* [Problem statement]
Copy each line of the records that holds the string "this".

(Structured figure records)
<<<<

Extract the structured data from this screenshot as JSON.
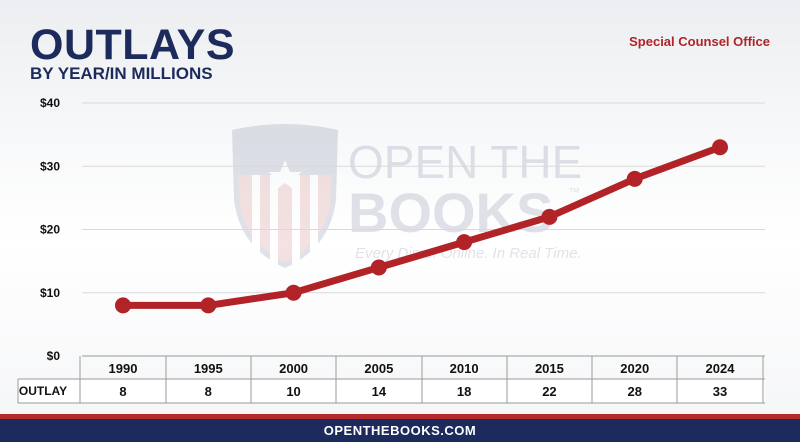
{
  "header": {
    "title": "OUTLAYS",
    "subtitle": "BY YEAR/IN MILLIONS",
    "source": "Special Counsel Office"
  },
  "watermark": {
    "line1": "OPEN THE",
    "line2": "BOOKS",
    "tagline": "Every Dime. Online. In Real Time.",
    "trademark": "™"
  },
  "footer": {
    "text": "OPENTHEBOOKS.COM"
  },
  "colors": {
    "line": "#b12327",
    "navy": "#1d2b5c",
    "accent_red": "#b32a2c"
  },
  "chart_data": {
    "type": "line",
    "x": [
      "1990",
      "1995",
      "2000",
      "2005",
      "2010",
      "2015",
      "2020",
      "2024"
    ],
    "values": [
      8,
      8,
      10,
      14,
      18,
      22,
      28,
      33
    ],
    "ylim": [
      0,
      40
    ],
    "yticks": [
      0,
      10,
      20,
      30,
      40
    ],
    "ytick_labels": [
      "$0",
      "$10",
      "$20",
      "$30",
      "$40"
    ],
    "grid": true,
    "table_row_label": "OUTLAY",
    "table_values": [
      "8",
      "8",
      "10",
      "14",
      "18",
      "22",
      "28",
      "33"
    ]
  }
}
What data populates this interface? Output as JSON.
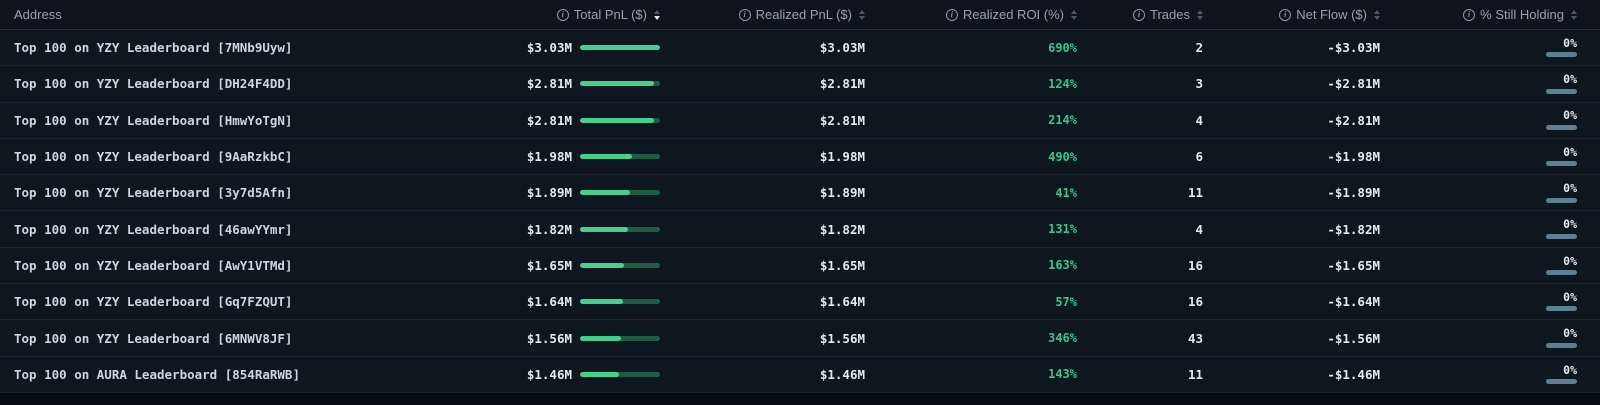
{
  "colors": {
    "page-bg": "#070b12",
    "row-bg": "#0e1620",
    "header-bg": "#0d141d",
    "accent-green": "#46d08d",
    "bar-track-green": "#1e5c44",
    "roi-green": "#34c98a",
    "holding-slate": "#5d7f91"
  },
  "table": {
    "columns": [
      {
        "key": "address",
        "label": "Address",
        "info": false,
        "sortable": false
      },
      {
        "key": "total-pnl",
        "label": "Total PnL ($)",
        "info": true,
        "sortable": true,
        "sort": "desc"
      },
      {
        "key": "realized-pnl",
        "label": "Realized PnL ($)",
        "info": true,
        "sortable": true
      },
      {
        "key": "realized-roi",
        "label": "Realized ROI (%)",
        "info": true,
        "sortable": true
      },
      {
        "key": "trades",
        "label": "Trades",
        "info": true,
        "sortable": true
      },
      {
        "key": "net-flow",
        "label": "Net Flow ($)",
        "info": true,
        "sortable": true
      },
      {
        "key": "still-holding",
        "label": "% Still Holding",
        "info": true,
        "sortable": true
      }
    ],
    "rows": [
      {
        "address": "Top 100 on YZY Leaderboard [7MNb9Uyw]",
        "total_pnl": "$3.03M",
        "total_pnl_bar_pct": 100,
        "realized_pnl": "$3.03M",
        "realized_roi": "690%",
        "trades": "2",
        "net_flow": "-$3.03M",
        "still_holding": "0%",
        "still_holding_bar_pct": 0
      },
      {
        "address": "Top 100 on YZY Leaderboard [DH24F4DD]",
        "total_pnl": "$2.81M",
        "total_pnl_bar_pct": 92.7,
        "realized_pnl": "$2.81M",
        "realized_roi": "124%",
        "trades": "3",
        "net_flow": "-$2.81M",
        "still_holding": "0%",
        "still_holding_bar_pct": 0
      },
      {
        "address": "Top 100 on YZY Leaderboard [HmwYoTgN]",
        "total_pnl": "$2.81M",
        "total_pnl_bar_pct": 92.7,
        "realized_pnl": "$2.81M",
        "realized_roi": "214%",
        "trades": "4",
        "net_flow": "-$2.81M",
        "still_holding": "0%",
        "still_holding_bar_pct": 0
      },
      {
        "address": "Top 100 on YZY Leaderboard [9AaRzkbC]",
        "total_pnl": "$1.98M",
        "total_pnl_bar_pct": 65.3,
        "realized_pnl": "$1.98M",
        "realized_roi": "490%",
        "trades": "6",
        "net_flow": "-$1.98M",
        "still_holding": "0%",
        "still_holding_bar_pct": 0
      },
      {
        "address": "Top 100 on YZY Leaderboard [3y7d5Afn]",
        "total_pnl": "$1.89M",
        "total_pnl_bar_pct": 62.4,
        "realized_pnl": "$1.89M",
        "realized_roi": "41%",
        "trades": "11",
        "net_flow": "-$1.89M",
        "still_holding": "0%",
        "still_holding_bar_pct": 0
      },
      {
        "address": "Top 100 on YZY Leaderboard [46awYYmr]",
        "total_pnl": "$1.82M",
        "total_pnl_bar_pct": 60.1,
        "realized_pnl": "$1.82M",
        "realized_roi": "131%",
        "trades": "4",
        "net_flow": "-$1.82M",
        "still_holding": "0%",
        "still_holding_bar_pct": 0
      },
      {
        "address": "Top 100 on YZY Leaderboard [AwY1VTMd]",
        "total_pnl": "$1.65M",
        "total_pnl_bar_pct": 54.5,
        "realized_pnl": "$1.65M",
        "realized_roi": "163%",
        "trades": "16",
        "net_flow": "-$1.65M",
        "still_holding": "0%",
        "still_holding_bar_pct": 0
      },
      {
        "address": "Top 100 on YZY Leaderboard [Gq7FZQUT]",
        "total_pnl": "$1.64M",
        "total_pnl_bar_pct": 54.1,
        "realized_pnl": "$1.64M",
        "realized_roi": "57%",
        "trades": "16",
        "net_flow": "-$1.64M",
        "still_holding": "0%",
        "still_holding_bar_pct": 0
      },
      {
        "address": "Top 100 on YZY Leaderboard [6MNWV8JF]",
        "total_pnl": "$1.56M",
        "total_pnl_bar_pct": 51.5,
        "realized_pnl": "$1.56M",
        "realized_roi": "346%",
        "trades": "43",
        "net_flow": "-$1.56M",
        "still_holding": "0%",
        "still_holding_bar_pct": 0
      },
      {
        "address": "Top 100 on AURA Leaderboard [854RaRWB]",
        "total_pnl": "$1.46M",
        "total_pnl_bar_pct": 48.2,
        "realized_pnl": "$1.46M",
        "realized_roi": "143%",
        "trades": "11",
        "net_flow": "-$1.46M",
        "still_holding": "0%",
        "still_holding_bar_pct": 0
      }
    ]
  }
}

>>>>

* [Answer in full]
Extract the structured data from this screenshot as JSON.
What data populates this interface? Output as JSON.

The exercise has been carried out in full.